What is being asked — Print out each record below, unaltered and complete, without its images.

Task input —

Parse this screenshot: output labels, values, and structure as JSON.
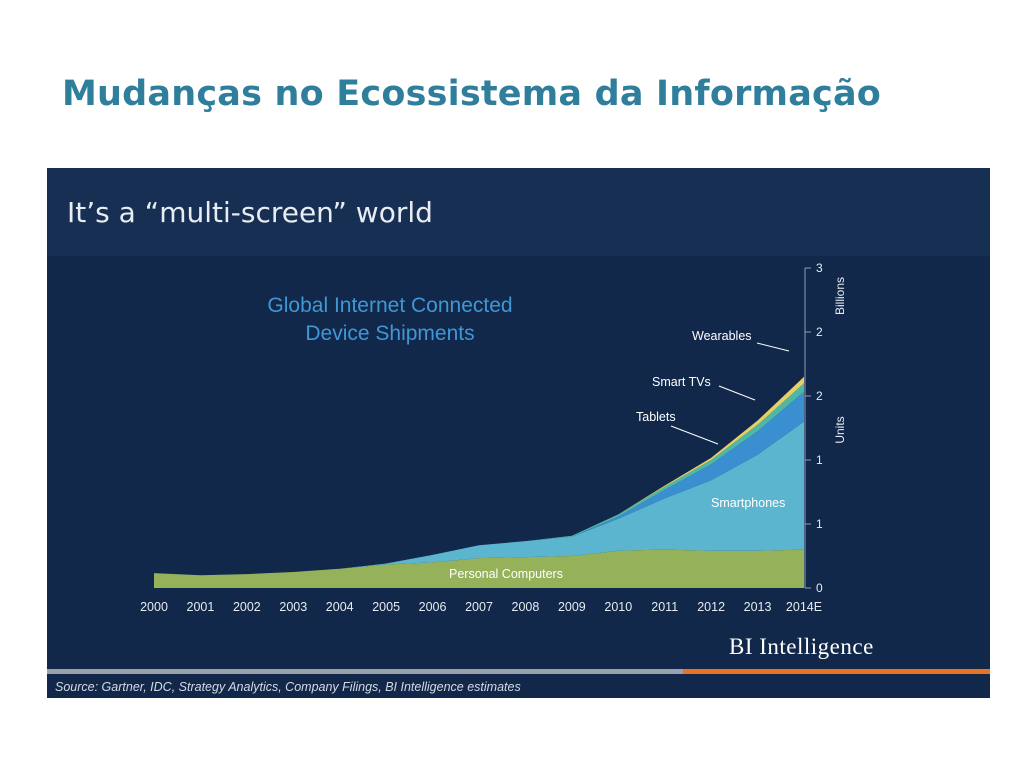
{
  "slide": {
    "title": "Mudanças no Ecossistema da Informação"
  },
  "panel": {
    "heading": "It’s a “multi-screen” world",
    "brand": "BI Intelligence",
    "source": "Source: Gartner, IDC, Strategy Analytics, Company Filings, BI Intelligence estimates"
  },
  "chart_data": {
    "type": "area",
    "stacked": true,
    "title": "Global Internet Connected Device Shipments",
    "title_lines": [
      "Global Internet Connected",
      "Device Shipments"
    ],
    "ylabel_lines": [
      "Billions",
      "Units"
    ],
    "x": [
      "2000",
      "2001",
      "2002",
      "2003",
      "2004",
      "2005",
      "2006",
      "2007",
      "2008",
      "2009",
      "2010",
      "2011",
      "2012",
      "2013",
      "2014E"
    ],
    "y_ticks": [
      "0",
      "1",
      "1",
      "2",
      "2",
      "3"
    ],
    "ylim": [
      0,
      3
    ],
    "grid": false,
    "series": [
      {
        "name": "Personal Computers",
        "color": "#95b25a",
        "values": [
          0.14,
          0.12,
          0.13,
          0.15,
          0.18,
          0.22,
          0.24,
          0.28,
          0.29,
          0.3,
          0.35,
          0.36,
          0.35,
          0.35,
          0.36
        ]
      },
      {
        "name": "Smartphones",
        "color": "#5bb5cf",
        "values": [
          0,
          0,
          0,
          0,
          0,
          0.01,
          0.07,
          0.12,
          0.15,
          0.18,
          0.3,
          0.48,
          0.66,
          0.9,
          1.2
        ]
      },
      {
        "name": "Tablets",
        "color": "#3a8fd0",
        "values": [
          0,
          0,
          0,
          0,
          0,
          0,
          0,
          0,
          0,
          0,
          0.02,
          0.08,
          0.15,
          0.22,
          0.28
        ]
      },
      {
        "name": "Smart TVs",
        "color": "#4fb7a6",
        "values": [
          0,
          0,
          0,
          0,
          0,
          0,
          0,
          0,
          0,
          0.01,
          0.02,
          0.03,
          0.04,
          0.06,
          0.08
        ]
      },
      {
        "name": "Wearables",
        "color": "#e6cf63",
        "values": [
          0,
          0,
          0,
          0,
          0,
          0,
          0,
          0,
          0,
          0,
          0,
          0.01,
          0.02,
          0.04,
          0.06
        ]
      }
    ],
    "labels": {
      "personal_computers": "Personal Computers",
      "smartphones": "Smartphones",
      "tablets": "Tablets",
      "smart_tvs": "Smart TVs",
      "wearables": "Wearables"
    }
  }
}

Full answer —
Parse this screenshot: output labels, values, and structure as JSON.
{
  "slide": {
    "title": "Mudanças no Ecossistema da Informação"
  },
  "panel": {
    "heading": "It’s a “multi-screen” world",
    "brand": "BI Intelligence",
    "source": "Source: Gartner, IDC, Strategy Analytics, Company Filings, BI Intelligence estimates"
  },
  "chart_data": {
    "type": "area",
    "stacked": true,
    "title": "Global Internet Connected Device Shipments",
    "title_lines": [
      "Global Internet Connected",
      "Device Shipments"
    ],
    "ylabel_lines": [
      "Billions",
      "Units"
    ],
    "x": [
      "2000",
      "2001",
      "2002",
      "2003",
      "2004",
      "2005",
      "2006",
      "2007",
      "2008",
      "2009",
      "2010",
      "2011",
      "2012",
      "2013",
      "2014E"
    ],
    "y_ticks": [
      "0",
      "1",
      "1",
      "2",
      "2",
      "3"
    ],
    "ylim": [
      0,
      3
    ],
    "grid": false,
    "series": [
      {
        "name": "Personal Computers",
        "color": "#95b25a",
        "values": [
          0.14,
          0.12,
          0.13,
          0.15,
          0.18,
          0.22,
          0.24,
          0.28,
          0.29,
          0.3,
          0.35,
          0.36,
          0.35,
          0.35,
          0.36
        ]
      },
      {
        "name": "Smartphones",
        "color": "#5bb5cf",
        "values": [
          0,
          0,
          0,
          0,
          0,
          0.01,
          0.07,
          0.12,
          0.15,
          0.18,
          0.3,
          0.48,
          0.66,
          0.9,
          1.2
        ]
      },
      {
        "name": "Tablets",
        "color": "#3a8fd0",
        "values": [
          0,
          0,
          0,
          0,
          0,
          0,
          0,
          0,
          0,
          0,
          0.02,
          0.08,
          0.15,
          0.22,
          0.28
        ]
      },
      {
        "name": "Smart TVs",
        "color": "#4fb7a6",
        "values": [
          0,
          0,
          0,
          0,
          0,
          0,
          0,
          0,
          0,
          0.01,
          0.02,
          0.03,
          0.04,
          0.06,
          0.08
        ]
      },
      {
        "name": "Wearables",
        "color": "#e6cf63",
        "values": [
          0,
          0,
          0,
          0,
          0,
          0,
          0,
          0,
          0,
          0,
          0,
          0.01,
          0.02,
          0.04,
          0.06
        ]
      }
    ],
    "labels": {
      "personal_computers": "Personal Computers",
      "smartphones": "Smartphones",
      "tablets": "Tablets",
      "smart_tvs": "Smart TVs",
      "wearables": "Wearables"
    }
  }
}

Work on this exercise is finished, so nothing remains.